THE EXERCISE:
Using the listing below, select the lines with the word "name" and copy them.

Figure content listings:
------------------------
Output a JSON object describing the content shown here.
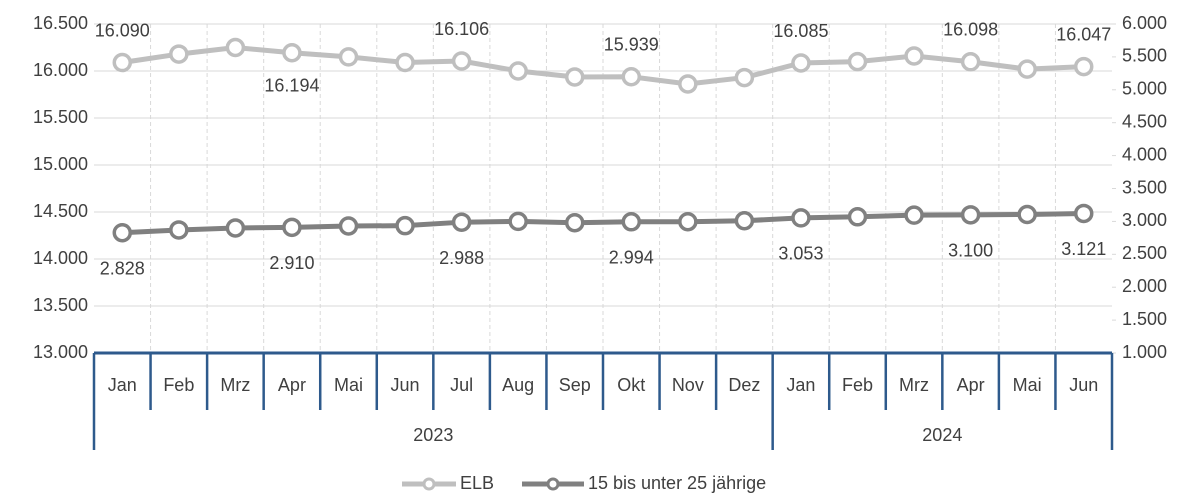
{
  "chart_data": {
    "type": "line",
    "categories": [
      "Jan",
      "Feb",
      "Mrz",
      "Apr",
      "Mai",
      "Jun",
      "Jul",
      "Aug",
      "Sep",
      "Okt",
      "Nov",
      "Dez",
      "Jan",
      "Feb",
      "Mrz",
      "Apr",
      "Mai",
      "Jun"
    ],
    "groups": [
      {
        "name": "2023",
        "count": 12
      },
      {
        "name": "2024",
        "count": 6
      }
    ],
    "series": [
      {
        "name": "ELB",
        "color": "#bfbfbf",
        "axis": "y",
        "values": [
          16090,
          16180,
          16250,
          16194,
          16150,
          16090,
          16106,
          16000,
          15936,
          15939,
          15862,
          15930,
          16085,
          16100,
          16160,
          16098,
          16020,
          16047
        ],
        "value_labels": [
          "16.090",
          null,
          null,
          "16.194",
          null,
          null,
          "16.106",
          null,
          null,
          "15.939",
          null,
          null,
          "16.085",
          null,
          null,
          "16.098",
          null,
          "16.047"
        ]
      },
      {
        "name": "15 bis unter 25 jährige",
        "color": "#808080",
        "axis": "y2",
        "values": [
          2828,
          2870,
          2900,
          2910,
          2930,
          2935,
          2988,
          3000,
          2980,
          2994,
          2995,
          3010,
          3053,
          3070,
          3095,
          3100,
          3105,
          3121
        ],
        "value_labels": [
          "2.828",
          null,
          null,
          "2.910",
          null,
          null,
          "2.988",
          null,
          null,
          "2.994",
          null,
          null,
          "3.053",
          null,
          null,
          "3.100",
          null,
          "3.121"
        ]
      }
    ],
    "ylim": [
      13000,
      16500
    ],
    "yticks": [
      {
        "value": 13000,
        "label": "13.000"
      },
      {
        "value": 13500,
        "label": "13.500"
      },
      {
        "value": 14000,
        "label": "14.000"
      },
      {
        "value": 14500,
        "label": "14.500"
      },
      {
        "value": 15000,
        "label": "15.000"
      },
      {
        "value": 15500,
        "label": "15.500"
      },
      {
        "value": 16000,
        "label": "16.000"
      },
      {
        "value": 16500,
        "label": "16.500"
      }
    ],
    "y2lim": [
      1000,
      6000
    ],
    "y2ticks": [
      {
        "value": 1000,
        "label": "1.000"
      },
      {
        "value": 1500,
        "label": "1.500"
      },
      {
        "value": 2000,
        "label": "2.000"
      },
      {
        "value": 2500,
        "label": "2.500"
      },
      {
        "value": 3000,
        "label": "3.000"
      },
      {
        "value": 3500,
        "label": "3.500"
      },
      {
        "value": 4000,
        "label": "4.000"
      },
      {
        "value": 4500,
        "label": "4.500"
      },
      {
        "value": 5000,
        "label": "5.000"
      },
      {
        "value": 5500,
        "label": "5.500"
      },
      {
        "value": 6000,
        "label": "6.000"
      }
    ],
    "grid": true,
    "legend": "bottom"
  }
}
------------------------
WRITTEN RESPONSE:
        "name": "2023",
        "name": "2024",
        "name": "ELB",
        "name": "15 bis unter 25 jährige",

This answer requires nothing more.